Stored data:
================

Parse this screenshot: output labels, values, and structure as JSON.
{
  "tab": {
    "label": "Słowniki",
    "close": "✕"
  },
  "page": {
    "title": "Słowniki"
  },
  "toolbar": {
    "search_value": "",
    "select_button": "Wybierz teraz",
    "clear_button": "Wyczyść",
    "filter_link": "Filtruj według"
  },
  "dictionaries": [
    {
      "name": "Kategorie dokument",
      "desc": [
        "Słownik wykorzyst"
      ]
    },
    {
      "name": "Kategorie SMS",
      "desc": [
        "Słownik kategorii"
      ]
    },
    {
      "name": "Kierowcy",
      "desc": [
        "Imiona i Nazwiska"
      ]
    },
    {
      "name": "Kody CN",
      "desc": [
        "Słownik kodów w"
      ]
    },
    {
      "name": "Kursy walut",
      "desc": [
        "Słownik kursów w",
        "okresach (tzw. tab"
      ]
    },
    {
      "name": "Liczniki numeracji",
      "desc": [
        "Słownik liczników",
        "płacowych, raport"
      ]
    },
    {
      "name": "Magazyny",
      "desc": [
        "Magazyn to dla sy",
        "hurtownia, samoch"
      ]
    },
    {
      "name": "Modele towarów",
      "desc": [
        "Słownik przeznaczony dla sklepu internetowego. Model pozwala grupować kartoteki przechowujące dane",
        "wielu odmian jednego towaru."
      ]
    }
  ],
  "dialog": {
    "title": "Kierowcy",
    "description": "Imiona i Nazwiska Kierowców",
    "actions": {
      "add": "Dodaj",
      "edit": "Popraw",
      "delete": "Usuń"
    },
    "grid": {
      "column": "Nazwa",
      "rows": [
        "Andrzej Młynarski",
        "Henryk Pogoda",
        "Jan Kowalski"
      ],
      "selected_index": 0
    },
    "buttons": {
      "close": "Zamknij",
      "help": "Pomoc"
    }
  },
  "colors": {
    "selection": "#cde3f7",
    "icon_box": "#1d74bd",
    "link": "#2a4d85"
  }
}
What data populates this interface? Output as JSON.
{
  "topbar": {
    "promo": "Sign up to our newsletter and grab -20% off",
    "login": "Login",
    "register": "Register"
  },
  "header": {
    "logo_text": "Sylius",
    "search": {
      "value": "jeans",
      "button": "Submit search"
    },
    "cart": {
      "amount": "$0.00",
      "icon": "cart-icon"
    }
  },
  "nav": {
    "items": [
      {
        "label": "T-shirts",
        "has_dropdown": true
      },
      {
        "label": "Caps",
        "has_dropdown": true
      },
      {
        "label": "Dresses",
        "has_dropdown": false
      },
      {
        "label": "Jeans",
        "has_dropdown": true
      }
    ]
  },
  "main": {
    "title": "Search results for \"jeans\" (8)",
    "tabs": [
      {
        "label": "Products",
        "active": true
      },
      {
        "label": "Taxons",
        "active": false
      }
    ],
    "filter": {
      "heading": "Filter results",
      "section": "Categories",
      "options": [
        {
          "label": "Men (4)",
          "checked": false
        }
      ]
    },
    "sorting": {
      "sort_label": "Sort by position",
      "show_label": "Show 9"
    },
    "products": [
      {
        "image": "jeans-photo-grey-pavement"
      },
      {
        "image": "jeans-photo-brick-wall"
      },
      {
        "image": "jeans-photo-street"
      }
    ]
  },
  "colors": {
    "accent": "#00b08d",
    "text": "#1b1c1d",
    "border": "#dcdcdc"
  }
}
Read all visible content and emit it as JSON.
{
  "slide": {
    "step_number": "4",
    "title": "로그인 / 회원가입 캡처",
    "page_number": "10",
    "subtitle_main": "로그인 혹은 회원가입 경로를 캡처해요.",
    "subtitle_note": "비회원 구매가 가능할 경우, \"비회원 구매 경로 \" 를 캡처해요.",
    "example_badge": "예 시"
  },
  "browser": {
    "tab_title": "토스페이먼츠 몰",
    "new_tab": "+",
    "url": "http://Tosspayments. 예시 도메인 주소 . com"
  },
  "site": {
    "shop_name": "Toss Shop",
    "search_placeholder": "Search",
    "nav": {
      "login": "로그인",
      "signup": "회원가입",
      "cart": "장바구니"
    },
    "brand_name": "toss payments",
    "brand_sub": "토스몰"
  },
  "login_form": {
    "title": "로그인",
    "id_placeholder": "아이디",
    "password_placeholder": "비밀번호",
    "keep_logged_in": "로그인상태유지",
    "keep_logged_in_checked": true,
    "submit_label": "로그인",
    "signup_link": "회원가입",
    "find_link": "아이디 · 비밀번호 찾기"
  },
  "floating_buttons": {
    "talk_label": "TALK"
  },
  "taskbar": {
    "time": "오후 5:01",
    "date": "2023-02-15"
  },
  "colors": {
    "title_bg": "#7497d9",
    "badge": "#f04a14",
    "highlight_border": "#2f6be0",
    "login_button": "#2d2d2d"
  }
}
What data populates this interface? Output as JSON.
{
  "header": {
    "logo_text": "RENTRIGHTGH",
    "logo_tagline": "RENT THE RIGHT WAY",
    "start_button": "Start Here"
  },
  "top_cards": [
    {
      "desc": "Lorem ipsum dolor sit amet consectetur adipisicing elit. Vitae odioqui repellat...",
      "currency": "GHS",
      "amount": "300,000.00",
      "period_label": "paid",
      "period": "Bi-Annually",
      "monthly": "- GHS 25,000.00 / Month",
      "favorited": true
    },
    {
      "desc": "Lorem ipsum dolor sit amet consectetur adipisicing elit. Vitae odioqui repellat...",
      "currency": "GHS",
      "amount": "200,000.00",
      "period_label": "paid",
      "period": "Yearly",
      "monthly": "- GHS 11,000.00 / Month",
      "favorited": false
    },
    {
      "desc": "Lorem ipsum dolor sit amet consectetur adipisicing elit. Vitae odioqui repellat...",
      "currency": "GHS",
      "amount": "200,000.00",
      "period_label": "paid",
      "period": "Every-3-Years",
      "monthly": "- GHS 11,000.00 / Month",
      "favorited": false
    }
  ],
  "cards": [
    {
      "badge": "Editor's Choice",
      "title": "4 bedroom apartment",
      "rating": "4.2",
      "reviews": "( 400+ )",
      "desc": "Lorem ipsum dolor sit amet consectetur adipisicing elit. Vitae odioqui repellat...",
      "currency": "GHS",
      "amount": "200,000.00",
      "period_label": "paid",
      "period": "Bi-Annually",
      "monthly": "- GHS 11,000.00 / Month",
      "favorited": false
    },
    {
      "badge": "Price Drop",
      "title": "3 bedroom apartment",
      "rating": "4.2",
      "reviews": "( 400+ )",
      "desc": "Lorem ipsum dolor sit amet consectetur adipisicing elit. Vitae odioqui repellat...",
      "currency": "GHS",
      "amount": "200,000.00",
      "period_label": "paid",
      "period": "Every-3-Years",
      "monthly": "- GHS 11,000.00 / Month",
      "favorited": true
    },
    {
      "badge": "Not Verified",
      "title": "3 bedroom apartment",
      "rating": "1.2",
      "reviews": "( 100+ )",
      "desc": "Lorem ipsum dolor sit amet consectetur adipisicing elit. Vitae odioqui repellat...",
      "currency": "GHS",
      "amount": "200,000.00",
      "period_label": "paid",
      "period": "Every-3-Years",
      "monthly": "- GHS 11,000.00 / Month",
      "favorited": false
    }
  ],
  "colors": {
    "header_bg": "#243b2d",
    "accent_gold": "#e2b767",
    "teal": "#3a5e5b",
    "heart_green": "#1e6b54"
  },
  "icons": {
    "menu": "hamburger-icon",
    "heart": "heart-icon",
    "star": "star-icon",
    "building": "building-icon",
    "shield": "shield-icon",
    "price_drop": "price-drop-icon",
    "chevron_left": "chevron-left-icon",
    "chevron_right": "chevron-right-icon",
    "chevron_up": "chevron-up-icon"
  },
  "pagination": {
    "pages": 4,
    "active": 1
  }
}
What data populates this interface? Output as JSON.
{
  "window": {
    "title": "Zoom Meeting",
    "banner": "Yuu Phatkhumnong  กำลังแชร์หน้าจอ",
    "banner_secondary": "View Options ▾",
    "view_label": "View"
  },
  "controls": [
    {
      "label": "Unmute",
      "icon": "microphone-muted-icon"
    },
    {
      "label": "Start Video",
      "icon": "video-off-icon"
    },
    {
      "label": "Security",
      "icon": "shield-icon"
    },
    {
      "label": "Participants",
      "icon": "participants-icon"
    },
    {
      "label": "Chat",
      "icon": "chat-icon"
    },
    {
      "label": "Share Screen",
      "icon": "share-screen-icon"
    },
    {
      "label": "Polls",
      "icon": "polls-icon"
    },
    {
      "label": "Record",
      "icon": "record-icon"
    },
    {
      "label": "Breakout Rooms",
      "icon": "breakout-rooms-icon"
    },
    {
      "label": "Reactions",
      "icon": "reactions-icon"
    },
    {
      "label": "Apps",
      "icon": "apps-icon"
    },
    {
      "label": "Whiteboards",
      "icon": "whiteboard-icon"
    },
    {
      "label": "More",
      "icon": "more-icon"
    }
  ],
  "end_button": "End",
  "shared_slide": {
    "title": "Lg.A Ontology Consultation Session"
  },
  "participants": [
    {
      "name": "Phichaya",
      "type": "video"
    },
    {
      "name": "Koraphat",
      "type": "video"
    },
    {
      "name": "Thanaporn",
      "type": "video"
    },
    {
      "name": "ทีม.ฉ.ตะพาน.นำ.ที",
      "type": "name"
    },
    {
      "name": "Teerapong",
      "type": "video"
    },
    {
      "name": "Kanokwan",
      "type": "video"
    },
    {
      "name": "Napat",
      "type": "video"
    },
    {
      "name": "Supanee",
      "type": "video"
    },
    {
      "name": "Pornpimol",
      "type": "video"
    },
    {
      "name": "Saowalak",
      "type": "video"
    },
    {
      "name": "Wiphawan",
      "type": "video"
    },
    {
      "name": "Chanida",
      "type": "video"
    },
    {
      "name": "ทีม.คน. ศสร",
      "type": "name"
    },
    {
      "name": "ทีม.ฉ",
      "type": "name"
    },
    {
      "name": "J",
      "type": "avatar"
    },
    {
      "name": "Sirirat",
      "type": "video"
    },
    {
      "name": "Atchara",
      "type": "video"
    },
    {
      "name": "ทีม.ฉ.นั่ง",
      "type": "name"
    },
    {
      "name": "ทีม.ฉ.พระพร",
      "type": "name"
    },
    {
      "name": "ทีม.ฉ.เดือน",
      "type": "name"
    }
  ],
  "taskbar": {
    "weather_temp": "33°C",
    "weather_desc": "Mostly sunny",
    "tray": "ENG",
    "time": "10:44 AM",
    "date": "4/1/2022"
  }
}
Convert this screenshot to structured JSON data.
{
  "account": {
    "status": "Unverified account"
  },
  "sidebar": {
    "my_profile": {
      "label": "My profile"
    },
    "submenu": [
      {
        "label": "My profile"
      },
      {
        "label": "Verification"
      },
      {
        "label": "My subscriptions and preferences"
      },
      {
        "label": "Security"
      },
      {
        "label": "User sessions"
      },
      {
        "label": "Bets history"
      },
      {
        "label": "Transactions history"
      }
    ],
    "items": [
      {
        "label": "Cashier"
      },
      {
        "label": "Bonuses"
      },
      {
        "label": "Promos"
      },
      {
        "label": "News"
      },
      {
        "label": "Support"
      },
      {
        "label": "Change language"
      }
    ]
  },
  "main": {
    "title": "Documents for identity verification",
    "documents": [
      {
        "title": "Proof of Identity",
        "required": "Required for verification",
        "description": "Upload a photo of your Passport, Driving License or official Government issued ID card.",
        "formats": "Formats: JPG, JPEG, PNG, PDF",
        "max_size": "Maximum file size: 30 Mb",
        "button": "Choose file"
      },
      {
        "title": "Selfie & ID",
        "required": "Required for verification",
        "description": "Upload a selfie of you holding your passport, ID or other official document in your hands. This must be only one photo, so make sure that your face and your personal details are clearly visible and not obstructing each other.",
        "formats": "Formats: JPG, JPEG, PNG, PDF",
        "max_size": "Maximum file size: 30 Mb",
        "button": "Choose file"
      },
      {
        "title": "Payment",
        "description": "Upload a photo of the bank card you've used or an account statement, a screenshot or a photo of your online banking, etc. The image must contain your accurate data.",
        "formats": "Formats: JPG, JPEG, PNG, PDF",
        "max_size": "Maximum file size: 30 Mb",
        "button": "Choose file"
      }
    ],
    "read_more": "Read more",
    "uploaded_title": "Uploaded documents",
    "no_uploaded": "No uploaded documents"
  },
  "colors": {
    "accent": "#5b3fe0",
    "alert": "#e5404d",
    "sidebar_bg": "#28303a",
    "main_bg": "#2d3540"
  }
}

================

Find the string "회원가입" in the entries above and return each line that holds it.

    "title": "로그인 / 회원가입 캡처",
    "subtitle_main": "로그인 혹은 회원가입 경로를 캡처해요.",
      "signup": "회원가입",
    "signup_link": "회원가입",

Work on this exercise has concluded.